> [Work to do]
Pull out every line from the line containing "Transcribe the text in this document." through the end of the material, both ends included, and reproduce it exactly. Keep pictures out.

> [Provided material]
# # #

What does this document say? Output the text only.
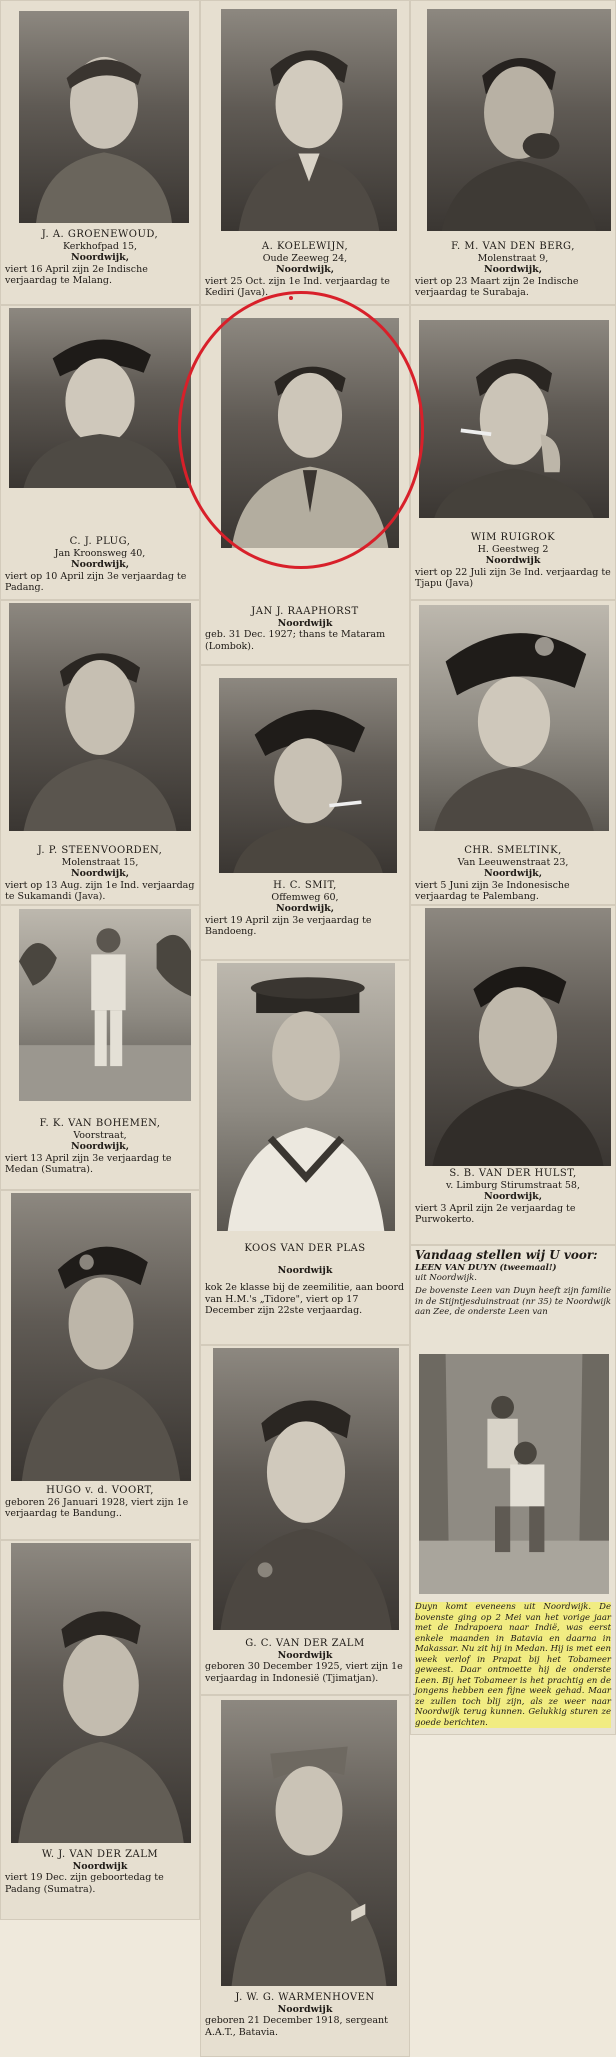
J. A. GROENEWOUD,
Kerkhofpad 15,
Noordwijk,
viert 16 April zijn 2e Indische verjaardag te Malang.
C. J. PLUG,
Jan Kroonsweg 40,
Noordwijk,
viert op 10 April zijn 3e verjaardag te Padang.
J. P. STEENVOORDEN,
Molenstraat 15,
Noordwijk,
viert op 13 Aug. zijn 1e Ind. verjaardag te Sukamandi (Java).
F. K. VAN BOHEMEN,
Voorstraat,
Noordwijk,
viert 13 April zijn 3e verjaardag te Medan (Sumatra).
HUGO v. d. VOORT,
geboren 26 Januari 1928, viert zijn 1e verjaardag te Bandung..
W. J. VAN DER ZALM
Noordwijk
viert 19 Dec. zijn geboortedag te Padang (Sumatra).
A. KOELEWIJN,
Oude Zeeweg 24,
Noordwijk,
viert 25 Oct. zijn 1e Ind. verjaardag te Kediri (Java).
JAN J. RAAPHORST
Noordwijk
geb. 31 Dec. 1927; thans te Mataram (Lombok).
H. C. SMIT,
Offemweg 60,
Noordwijk,
viert 19 April zijn 3e verjaardag te Bandoeng.
KOOS VAN DER PLAS
Noordwijk
kok 2e klasse bij de zeemilitie, aan boord van H.M.'s „Tidore", viert op 17 December zijn 22ste verjaardag.
G. C. VAN DER ZALM
Noordwijk
geboren 30 December 1925, viert zijn 1e verjaardag in Indonesië (Tjimatjan).
J. W. G. WARMENHOVEN
Noordwijk
geboren 21 December 1918, sergeant A.A.T., Batavia.
F. M. VAN DEN BERG,
Molenstraat 9,
Noordwijk,
viert op 23 Maart zijn 2e Indische verjaardag te Surabaja.
WIM RUIGROK
H. Geestweg 2
Noordwijk
viert op 22 Juli zijn 3e Ind. verjaardag te Tjapu (Java)
CHR. SMELTINK,
Van Leeuwenstraat 23,
Noordwijk,
viert 5 Juni zijn 3e Indonesische verjaardag te Palembang.
S. B. VAN DER HULST,
v. Limburg Stirumstraat 58,
Noordwijk,
viert 3 April zijn 2e verjaardag te Purwokerto.
Vandaag stellen wij U voor:
LEEN VAN DUYN (tweemaal!)
uit Noordwijk.
De bovenste Leen van Duyn heeft zijn familie in de Stijntjesduinstraat (nr 35) te Noordwijk aan Zee, de onderste Leen van
Duyn komt eveneens uit Noordwijk. De bovenste ging op 2 Mei van het vorige jaar met de Indrapoera naar Indië, was eerst enkele maanden in Batavia en daarna in Makassar. Nu zit hij in Medan. Hij is met een week verlof in Prapat bij het Tobameer geweest. Daar ontmoette hij de onderste Leen. Bij het Tobameer is het prachtig en de jongens hebben een fijne week gehad. Maar ze zullen toch blij zijn, als ze weer naar Noordwijk terug kunnen. Gelukkig sturen ze goede berichten.
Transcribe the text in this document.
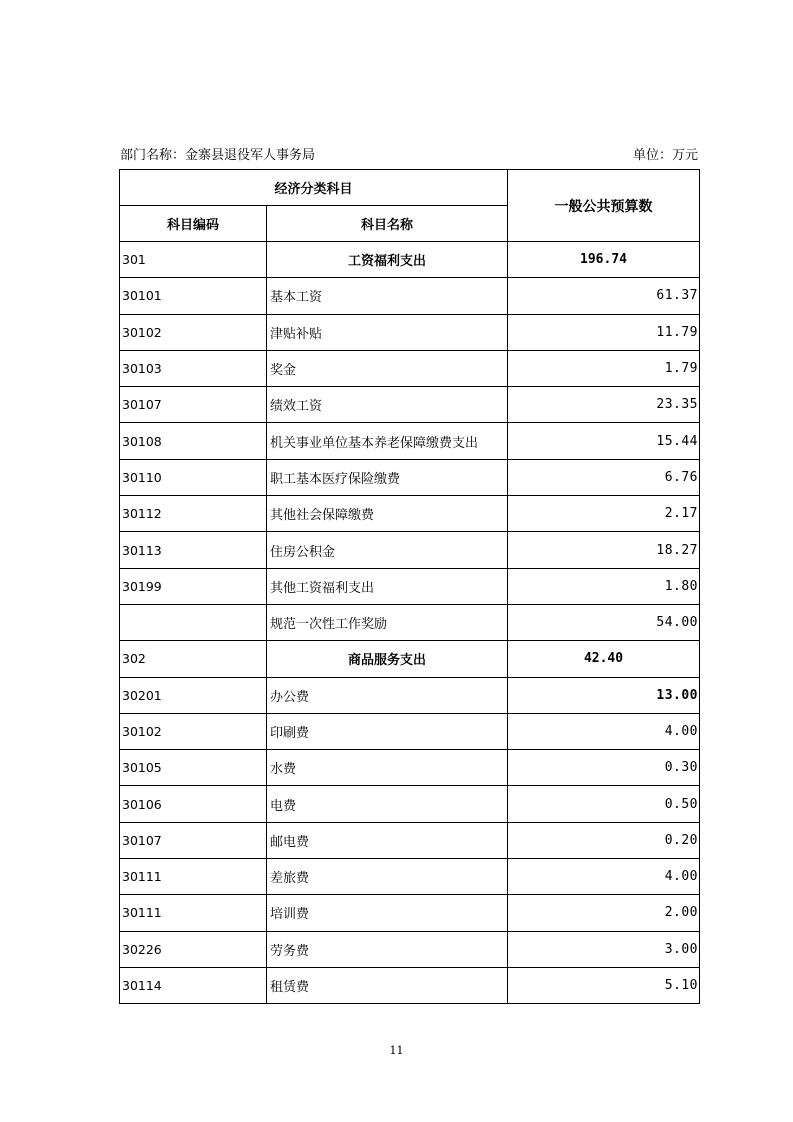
部门名称：金寨县退役军人事务局	单位：万元
经济分类科目		一般公共预算数
科目编码	科目名称	
301	工资福利支出	196.74
30101	基本工资	61.37
30102	津贴补贴	11.79
30103	奖金	1.79
30107	绩效工资	23.35
30108	机关事业单位基本养老保障缴费支出	15.44
30110	职工基本医疗保险缴费	6.76
30112	其他社会保障缴费	2.17
30113	住房公积金	18.27
30199	其他工资福利支出	1.80
	规范一次性工作奖励	54.00
302	商品服务支出	42.40
30201	办公费	13.00
30102	印刷费	4.00
30105	水费	0.30
30106	电费	0.50
30107	邮电费	0.20
30111	差旅费	4.00
30111	培训费	2.00
30226	劳务费	3.00
30114	租赁费	5.10
11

# # #

> [Worked solution]
Transcribe the text in this document.
部门名称：金寨县退役军人事务局	单位：万元
经济分类科目		一般公共预算数
科目编码	科目名称	
301	工资福利支出	196.74
30101	基本工资	61.37
30102	津贴补贴	11.79
30103	奖金	1.79
30107	绩效工资	23.35
30108	机关事业单位基本养老保障缴费支出	15.44
30110	职工基本医疗保险缴费	6.76
30112	其他社会保障缴费	2.17
30113	住房公积金	18.27
30199	其他工资福利支出	1.80
	规范一次性工作奖励	54.00
302	商品服务支出	42.40
30201	办公费	13.00
30102	印刷费	4.00
30105	水费	0.30
30106	电费	0.50
30107	邮电费	0.20
30111	差旅费	4.00
30111	培训费	2.00
30226	劳务费	3.00
30114	租赁费	5.10
11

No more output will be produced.